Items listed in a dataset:
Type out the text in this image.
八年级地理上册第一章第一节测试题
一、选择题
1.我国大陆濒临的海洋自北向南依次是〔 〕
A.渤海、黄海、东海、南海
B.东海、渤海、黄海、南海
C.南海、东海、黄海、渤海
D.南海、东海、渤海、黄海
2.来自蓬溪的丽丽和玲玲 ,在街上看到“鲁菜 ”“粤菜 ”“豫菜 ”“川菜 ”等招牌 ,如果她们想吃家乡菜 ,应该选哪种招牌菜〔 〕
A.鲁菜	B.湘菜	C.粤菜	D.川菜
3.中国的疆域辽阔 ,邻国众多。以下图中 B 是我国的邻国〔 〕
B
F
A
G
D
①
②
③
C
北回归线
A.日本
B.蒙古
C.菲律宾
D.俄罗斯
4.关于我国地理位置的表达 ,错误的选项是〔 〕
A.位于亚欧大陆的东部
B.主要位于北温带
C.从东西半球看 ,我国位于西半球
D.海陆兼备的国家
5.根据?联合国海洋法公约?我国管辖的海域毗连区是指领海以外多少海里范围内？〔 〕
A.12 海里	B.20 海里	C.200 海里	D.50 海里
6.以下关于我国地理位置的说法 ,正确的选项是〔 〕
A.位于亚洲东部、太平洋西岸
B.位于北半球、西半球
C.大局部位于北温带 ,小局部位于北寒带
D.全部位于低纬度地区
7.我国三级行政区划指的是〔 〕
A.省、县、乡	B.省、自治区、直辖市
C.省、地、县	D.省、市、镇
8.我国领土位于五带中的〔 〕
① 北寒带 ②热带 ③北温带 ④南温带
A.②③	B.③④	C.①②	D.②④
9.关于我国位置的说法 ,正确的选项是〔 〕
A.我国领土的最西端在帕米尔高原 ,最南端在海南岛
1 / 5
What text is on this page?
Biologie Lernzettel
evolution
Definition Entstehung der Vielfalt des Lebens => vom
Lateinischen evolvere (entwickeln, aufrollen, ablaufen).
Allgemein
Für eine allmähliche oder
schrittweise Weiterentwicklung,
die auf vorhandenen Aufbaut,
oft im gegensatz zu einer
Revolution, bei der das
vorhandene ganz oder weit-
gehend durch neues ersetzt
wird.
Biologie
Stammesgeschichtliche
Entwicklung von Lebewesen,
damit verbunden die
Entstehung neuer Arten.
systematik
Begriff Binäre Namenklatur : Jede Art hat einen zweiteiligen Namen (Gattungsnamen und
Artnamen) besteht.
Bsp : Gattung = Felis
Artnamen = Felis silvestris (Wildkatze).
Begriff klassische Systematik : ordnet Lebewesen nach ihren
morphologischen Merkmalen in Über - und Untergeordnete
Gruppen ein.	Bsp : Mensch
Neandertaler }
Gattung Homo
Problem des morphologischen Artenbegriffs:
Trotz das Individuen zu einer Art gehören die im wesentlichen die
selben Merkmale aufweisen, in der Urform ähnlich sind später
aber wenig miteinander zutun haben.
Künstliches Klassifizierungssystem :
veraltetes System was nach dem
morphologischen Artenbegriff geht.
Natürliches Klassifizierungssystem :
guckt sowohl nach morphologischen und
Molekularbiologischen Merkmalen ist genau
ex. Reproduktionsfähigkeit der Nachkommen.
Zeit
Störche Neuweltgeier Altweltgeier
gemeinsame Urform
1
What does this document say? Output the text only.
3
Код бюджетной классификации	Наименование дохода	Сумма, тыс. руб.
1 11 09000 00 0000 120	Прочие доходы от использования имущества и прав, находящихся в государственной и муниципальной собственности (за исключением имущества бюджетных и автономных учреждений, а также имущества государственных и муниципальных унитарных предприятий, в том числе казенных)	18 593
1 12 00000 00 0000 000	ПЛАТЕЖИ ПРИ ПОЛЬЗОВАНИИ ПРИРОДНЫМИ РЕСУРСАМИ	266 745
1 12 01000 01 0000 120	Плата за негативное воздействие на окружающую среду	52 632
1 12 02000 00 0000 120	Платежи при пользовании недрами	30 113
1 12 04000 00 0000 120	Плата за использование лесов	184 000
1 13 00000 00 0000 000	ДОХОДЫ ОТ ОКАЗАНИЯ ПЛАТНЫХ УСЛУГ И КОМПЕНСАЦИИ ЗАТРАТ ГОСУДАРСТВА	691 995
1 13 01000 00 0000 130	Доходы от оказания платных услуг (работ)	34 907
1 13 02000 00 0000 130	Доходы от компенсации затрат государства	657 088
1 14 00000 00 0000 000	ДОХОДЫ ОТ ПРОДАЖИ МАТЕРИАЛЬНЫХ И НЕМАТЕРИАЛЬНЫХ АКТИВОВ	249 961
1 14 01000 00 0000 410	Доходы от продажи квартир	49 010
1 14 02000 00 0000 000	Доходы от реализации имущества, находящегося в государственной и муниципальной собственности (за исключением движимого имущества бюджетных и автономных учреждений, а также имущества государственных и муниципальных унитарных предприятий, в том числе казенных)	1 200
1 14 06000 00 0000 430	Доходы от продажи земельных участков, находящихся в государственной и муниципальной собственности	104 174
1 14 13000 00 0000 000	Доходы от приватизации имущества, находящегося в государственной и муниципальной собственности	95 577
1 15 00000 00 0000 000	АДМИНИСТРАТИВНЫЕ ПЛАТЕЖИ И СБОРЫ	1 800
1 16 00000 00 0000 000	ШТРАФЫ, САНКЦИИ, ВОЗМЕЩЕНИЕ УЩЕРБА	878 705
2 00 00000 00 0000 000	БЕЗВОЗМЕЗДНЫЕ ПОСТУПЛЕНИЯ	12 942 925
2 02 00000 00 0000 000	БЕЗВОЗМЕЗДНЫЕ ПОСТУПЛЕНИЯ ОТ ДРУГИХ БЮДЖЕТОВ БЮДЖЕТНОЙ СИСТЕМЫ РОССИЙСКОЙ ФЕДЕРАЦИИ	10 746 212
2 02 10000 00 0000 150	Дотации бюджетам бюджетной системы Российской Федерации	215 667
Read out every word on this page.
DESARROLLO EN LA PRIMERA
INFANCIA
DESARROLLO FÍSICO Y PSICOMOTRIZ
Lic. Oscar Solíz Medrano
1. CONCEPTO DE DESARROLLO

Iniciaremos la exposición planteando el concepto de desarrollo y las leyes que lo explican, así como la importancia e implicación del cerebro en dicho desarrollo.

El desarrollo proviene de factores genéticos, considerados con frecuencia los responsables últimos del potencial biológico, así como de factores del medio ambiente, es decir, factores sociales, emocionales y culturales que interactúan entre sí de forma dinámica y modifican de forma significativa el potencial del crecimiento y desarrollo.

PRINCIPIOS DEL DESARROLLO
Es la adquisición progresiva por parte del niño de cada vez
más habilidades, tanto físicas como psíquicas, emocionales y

▶ **WRITTEN EXERCISE**: Return the whole listing exactly, with every line included.

▶ **TASK SOLUTION**:
Type out the text in this image.
八年级地理上册第一章第一节测试题
一、选择题
1.我国大陆濒临的海洋自北向南依次是〔 〕
A.渤海、黄海、东海、南海
B.东海、渤海、黄海、南海
C.南海、东海、黄海、渤海
D.南海、东海、渤海、黄海
2.来自蓬溪的丽丽和玲玲 ,在街上看到“鲁菜 ”“粤菜 ”“豫菜 ”“川菜 ”等招牌 ,如果她们想吃家乡菜 ,应该选哪种招牌菜〔 〕
A.鲁菜	B.湘菜	C.粤菜	D.川菜
3.中国的疆域辽阔 ,邻国众多。以下图中 B 是我国的邻国〔 〕
B
F
A
G
D
①
②
③
C
北回归线
A.日本
B.蒙古
C.菲律宾
D.俄罗斯
4.关于我国地理位置的表达 ,错误的选项是〔 〕
A.位于亚欧大陆的东部
B.主要位于北温带
C.从东西半球看 ,我国位于西半球
D.海陆兼备的国家
5.根据?联合国海洋法公约?我国管辖的海域毗连区是指领海以外多少海里范围内？〔 〕
A.12 海里	B.20 海里	C.200 海里	D.50 海里
6.以下关于我国地理位置的说法 ,正确的选项是〔 〕
A.位于亚洲东部、太平洋西岸
B.位于北半球、西半球
C.大局部位于北温带 ,小局部位于北寒带
D.全部位于低纬度地区
7.我国三级行政区划指的是〔 〕
A.省、县、乡	B.省、自治区、直辖市
C.省、地、县	D.省、市、镇
8.我国领土位于五带中的〔 〕
① 北寒带 ②热带 ③北温带 ④南温带
A.②③	B.③④	C.①②	D.②④
9.关于我国位置的说法 ,正确的选项是〔 〕
A.我国领土的最西端在帕米尔高原 ,最南端在海南岛
1 / 5
What text is on this page?
Biologie Lernzettel
evolution
Definition Entstehung der Vielfalt des Lebens => vom
Lateinischen evolvere (entwickeln, aufrollen, ablaufen).
Allgemein
Für eine allmähliche oder
schrittweise Weiterentwicklung,
die auf vorhandenen Aufbaut,
oft im gegensatz zu einer
Revolution, bei der das
vorhandene ganz oder weit-
gehend durch neues ersetzt
wird.
Biologie
Stammesgeschichtliche
Entwicklung von Lebewesen,
damit verbunden die
Entstehung neuer Arten.
systematik
Begriff Binäre Namenklatur : Jede Art hat einen zweiteiligen Namen (Gattungsnamen und
Artnamen) besteht.
Bsp : Gattung = Felis
Artnamen = Felis silvestris (Wildkatze).
Begriff klassische Systematik : ordnet Lebewesen nach ihren
morphologischen Merkmalen in Über - und Untergeordnete
Gruppen ein.	Bsp : Mensch
Neandertaler }
Gattung Homo
Problem des morphologischen Artenbegriffs:
Trotz das Individuen zu einer Art gehören die im wesentlichen die
selben Merkmale aufweisen, in der Urform ähnlich sind später
aber wenig miteinander zutun haben.
Künstliches Klassifizierungssystem :
veraltetes System was nach dem
morphologischen Artenbegriff geht.
Natürliches Klassifizierungssystem :
guckt sowohl nach morphologischen und
Molekularbiologischen Merkmalen ist genau
ex. Reproduktionsfähigkeit der Nachkommen.
Zeit
Störche Neuweltgeier Altweltgeier
gemeinsame Urform
1
What does this document say? Output the text only.
3
Код бюджетной классификации	Наименование дохода	Сумма, тыс. руб.
1 11 09000 00 0000 120	Прочие доходы от использования имущества и прав, находящихся в государственной и муниципальной собственности (за исключением имущества бюджетных и автономных учреждений, а также имущества государственных и муниципальных унитарных предприятий, в том числе казенных)	18 593
1 12 00000 00 0000 000	ПЛАТЕЖИ ПРИ ПОЛЬЗОВАНИИ ПРИРОДНЫМИ РЕСУРСАМИ	266 745
1 12 01000 01 0000 120	Плата за негативное воздействие на окружающую среду	52 632
1 12 02000 00 0000 120	Платежи при пользовании недрами	30 113
1 12 04000 00 0000 120	Плата за использование лесов	184 000
1 13 00000 00 0000 000	ДОХОДЫ ОТ ОКАЗАНИЯ ПЛАТНЫХ УСЛУГ И КОМПЕНСАЦИИ ЗАТРАТ ГОСУДАРСТВА	691 995
1 13 01000 00 0000 130	Доходы от оказания платных услуг (работ)	34 907
1 13 02000 00 0000 130	Доходы от компенсации затрат государства	657 088
1 14 00000 00 0000 000	ДОХОДЫ ОТ ПРОДАЖИ МАТЕРИАЛЬНЫХ И НЕМАТЕРИАЛЬНЫХ АКТИВОВ	249 961
1 14 01000 00 0000 410	Доходы от продажи квартир	49 010
1 14 02000 00 0000 000	Доходы от реализации имущества, находящегося в государственной и муниципальной собственности (за исключением движимого имущества бюджетных и автономных учреждений, а также имущества государственных и муниципальных унитарных предприятий, в том числе казенных)	1 200
1 14 06000 00 0000 430	Доходы от продажи земельных участков, находящихся в государственной и муниципальной собственности	104 174
1 14 13000 00 0000 000	Доходы от приватизации имущества, находящегося в государственной и муниципальной собственности	95 577
1 15 00000 00 0000 000	АДМИНИСТРАТИВНЫЕ ПЛАТЕЖИ И СБОРЫ	1 800
1 16 00000 00 0000 000	ШТРАФЫ, САНКЦИИ, ВОЗМЕЩЕНИЕ УЩЕРБА	878 705
2 00 00000 00 0000 000	БЕЗВОЗМЕЗДНЫЕ ПОСТУПЛЕНИЯ	12 942 925
2 02 00000 00 0000 000	БЕЗВОЗМЕЗДНЫЕ ПОСТУПЛЕНИЯ ОТ ДРУГИХ БЮДЖЕТОВ БЮДЖЕТНОЙ СИСТЕМЫ РОССИЙСКОЙ ФЕДЕРАЦИИ	10 746 212
2 02 10000 00 0000 150	Дотации бюджетам бюджетной системы Российской Федерации	215 667
Read out every word on this page.
DESARROLLO EN LA PRIMERA
INFANCIA
DESARROLLO FÍSICO Y PSICOMOTRIZ
Lic. Oscar Solíz Medrano
1. CONCEPTO DE DESARROLLO

Iniciaremos la exposición planteando el concepto de desarrollo y las leyes que lo explican, así como la importancia e implicación del cerebro en dicho desarrollo.

El desarrollo proviene de factores genéticos, considerados con frecuencia los responsables últimos del potencial biológico, así como de factores del medio ambiente, es decir, factores sociales, emocionales y culturales que interactúan entre sí de forma dinámica y modifican de forma significativa el potencial del crecimiento y desarrollo.

PRINCIPIOS DEL DESARROLLO
Es la adquisición progresiva por parte del niño de cada vez
más habilidades, tanto físicas como psíquicas, emocionales y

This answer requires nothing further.